§ RECORD LIST

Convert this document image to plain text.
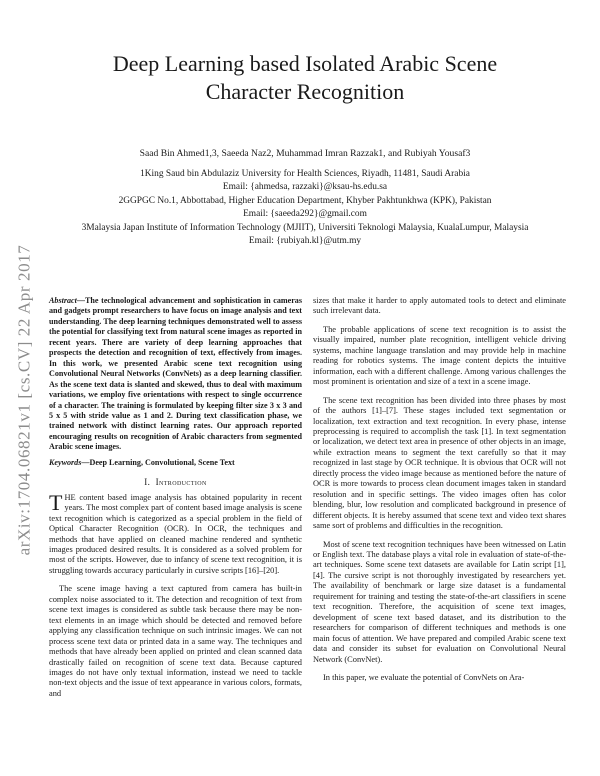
arXiv:1704.06821v1 [cs.CV] 22 Apr 2017
Deep Learning based Isolated Arabic Scene Character Recognition
Saad Bin Ahmed1,3, Saeeda Naz2, Muhammad Imran Razzak1, and Rubiyah Yousaf3
1King Saud bin Abdulaziz University for Health Sciences, Riyadh, 11481, Saudi Arabia
Email: {ahmedsa, razzaki}@ksau-hs.edu.sa
2GGPGC No.1, Abbottabad, Higher Education Department, Khyber Pakhtunkhwa (KPK), Pakistan
Email: {saeeda292}@gmail.com
3Malaysia Japan Institute of Information Technology (MJIIT), Universiti Teknologi Malaysia, KualaLumpur, Malaysia
Email: {rubiyah.kl}@utm.my

Abstract—The technological advancement and sophistication in cameras and gadgets prompt researchers to have focus on image analysis and text understanding. The deep learning techniques demonstrated well to assess the potential for classifying text from natural scene images as reported in recent years. There are variety of deep learning approaches that prospects the detection and recognition of text, effectively from images. In this work, we presented Arabic scene text recognition using Convolutional Neural Networks (ConvNets) as a deep learning classifier. As the scene text data is slanted and skewed, thus to deal with maximum variations, we employ five orientations with respect to single occurrence of a character. The training is formulated by keeping filter size 3 x 3 and 5 x 5 with stride value as 1 and 2. During text classification phase, we trained network with distinct learning rates. Our approach reported encouraging results on recognition of Arabic characters from segmented Arabic scene images.

Keywords—Deep Learning, Convolutional, Scene Text

I. Introduction

THE content based image analysis has obtained popularity in recent years. The most complex part of content based image analysis is scene text recognition which is categorized as a special problem in the field of Optical Character Recognition (OCR). In OCR, the techniques and methods that have applied on cleaned machine rendered and synthetic images produced desired results. It is considered as a solved problem for most of the scripts. However, due to infancy of scene text recognition, it is struggling towards accuracy particularly in cursive scripts [16]–[20].

The scene image having a text captured from camera has built-in complex noise associated to it. The detection and recognition of text from scene text images is considered as subtle task because there may be non-text elements in an image which should be detected and removed before applying any classification technique on such intrinsic images. We can not process scene text data or printed data in a same way. The techniques and methods that have already been applied on printed and clean scanned data drastically failed on recognition of scene text data. Because captured images do not have only textual information, instead we need to tackle non-text objects and the issue of text appearance in various colors, formats, and

sizes that make it harder to apply automated tools to detect and eliminate such irrelevant data.

The probable applications of scene text recognition is to assist the visually impaired, number plate recognition, intelligent vehicle driving systems, machine language translation and may provide help in machine reading for robotics systems. The image content depicts the intuitive information, each with a different challenge. Among various challenges the most prominent is orientation and size of a text in a scene image.

The scene text recognition has been divided into three phases by most of the authors [1]–[7]. These stages included text segmentation or localization, text extraction and text recognition. In every phase, intense preprocessing is required to accomplish the task [1]. In text segmentation or localization, we detect text area in presence of other objects in an image, while extraction means to segment the text carefully so that it may recognized in last stage by OCR technique. It is obvious that OCR will not directly process the video image because as mentioned before the nature of OCR is more towards to process clean document images taken in standard resolution and in specific settings. The video images often has color blending, blur, low resolution and complicated background in presence of different objects. It is hereby assumed that scene text and video text shares same sort of problems and difficulties in the recognition.

Most of scene text recognition techniques have been witnessed on Latin or English text. The database plays a vital role in evaluation of state-of-the-art techniques. Some scene text datasets are available for Latin script [1], [4]. The cursive script is not thoroughly investigated by researchers yet. The availability of benchmark or large size dataset is a fundamental requirement for training and testing the state-of-the-art classifiers in scene text recognition. Therefore, the acquisition of scene text images, development of scene text based dataset, and its distribution to the researchers for comparison of different techniques and methods is one main focus of attention. We have prepared and compiled Arabic scene text data and consider its subset for evaluation on Convolutional Neural Network (ConvNet).

In this paper, we evaluate the potential of ConvNets on Ara-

§ TASK OBJECTIVE
Without including any picture, repeat the data exactly.

§ EXPECTED ANSWER
Convert this document image to plain text.
arXiv:1704.06821v1 [cs.CV] 22 Apr 2017
Deep Learning based Isolated Arabic Scene Character Recognition
Saad Bin Ahmed1,3, Saeeda Naz2, Muhammad Imran Razzak1, and Rubiyah Yousaf3
1King Saud bin Abdulaziz University for Health Sciences, Riyadh, 11481, Saudi Arabia
Email: {ahmedsa, razzaki}@ksau-hs.edu.sa
2GGPGC No.1, Abbottabad, Higher Education Department, Khyber Pakhtunkhwa (KPK), Pakistan
Email: {saeeda292}@gmail.com
3Malaysia Japan Institute of Information Technology (MJIIT), Universiti Teknologi Malaysia, KualaLumpur, Malaysia
Email: {rubiyah.kl}@utm.my

Abstract—The technological advancement and sophistication in cameras and gadgets prompt researchers to have focus on image analysis and text understanding. The deep learning techniques demonstrated well to assess the potential for classifying text from natural scene images as reported in recent years. There are variety of deep learning approaches that prospects the detection and recognition of text, effectively from images. In this work, we presented Arabic scene text recognition using Convolutional Neural Networks (ConvNets) as a deep learning classifier. As the scene text data is slanted and skewed, thus to deal with maximum variations, we employ five orientations with respect to single occurrence of a character. The training is formulated by keeping filter size 3 x 3 and 5 x 5 with stride value as 1 and 2. During text classification phase, we trained network with distinct learning rates. Our approach reported encouraging results on recognition of Arabic characters from segmented Arabic scene images.

Keywords—Deep Learning, Convolutional, Scene Text

I. Introduction

THE content based image analysis has obtained popularity in recent years. The most complex part of content based image analysis is scene text recognition which is categorized as a special problem in the field of Optical Character Recognition (OCR). In OCR, the techniques and methods that have applied on cleaned machine rendered and synthetic images produced desired results. It is considered as a solved problem for most of the scripts. However, due to infancy of scene text recognition, it is struggling towards accuracy particularly in cursive scripts [16]–[20].

The scene image having a text captured from camera has built-in complex noise associated to it. The detection and recognition of text from scene text images is considered as subtle task because there may be non-text elements in an image which should be detected and removed before applying any classification technique on such intrinsic images. We can not process scene text data or printed data in a same way. The techniques and methods that have already been applied on printed and clean scanned data drastically failed on recognition of scene text data. Because captured images do not have only textual information, instead we need to tackle non-text objects and the issue of text appearance in various colors, formats, and

sizes that make it harder to apply automated tools to detect and eliminate such irrelevant data.

The probable applications of scene text recognition is to assist the visually impaired, number plate recognition, intelligent vehicle driving systems, machine language translation and may provide help in machine reading for robotics systems. The image content depicts the intuitive information, each with a different challenge. Among various challenges the most prominent is orientation and size of a text in a scene image.

The scene text recognition has been divided into three phases by most of the authors [1]–[7]. These stages included text segmentation or localization, text extraction and text recognition. In every phase, intense preprocessing is required to accomplish the task [1]. In text segmentation or localization, we detect text area in presence of other objects in an image, while extraction means to segment the text carefully so that it may recognized in last stage by OCR technique. It is obvious that OCR will not directly process the video image because as mentioned before the nature of OCR is more towards to process clean document images taken in standard resolution and in specific settings. The video images often has color blending, blur, low resolution and complicated background in presence of different objects. It is hereby assumed that scene text and video text shares same sort of problems and difficulties in the recognition.

Most of scene text recognition techniques have been witnessed on Latin or English text. The database plays a vital role in evaluation of state-of-the-art techniques. Some scene text datasets are available for Latin script [1], [4]. The cursive script is not thoroughly investigated by researchers yet. The availability of benchmark or large size dataset is a fundamental requirement for training and testing the state-of-the-art classifiers in scene text recognition. Therefore, the acquisition of scene text images, development of scene text based dataset, and its distribution to the researchers for comparison of different techniques and methods is one main focus of attention. We have prepared and compiled Arabic scene text data and consider its subset for evaluation on Convolutional Neural Network (ConvNet).

In this paper, we evaluate the potential of ConvNets on Ara-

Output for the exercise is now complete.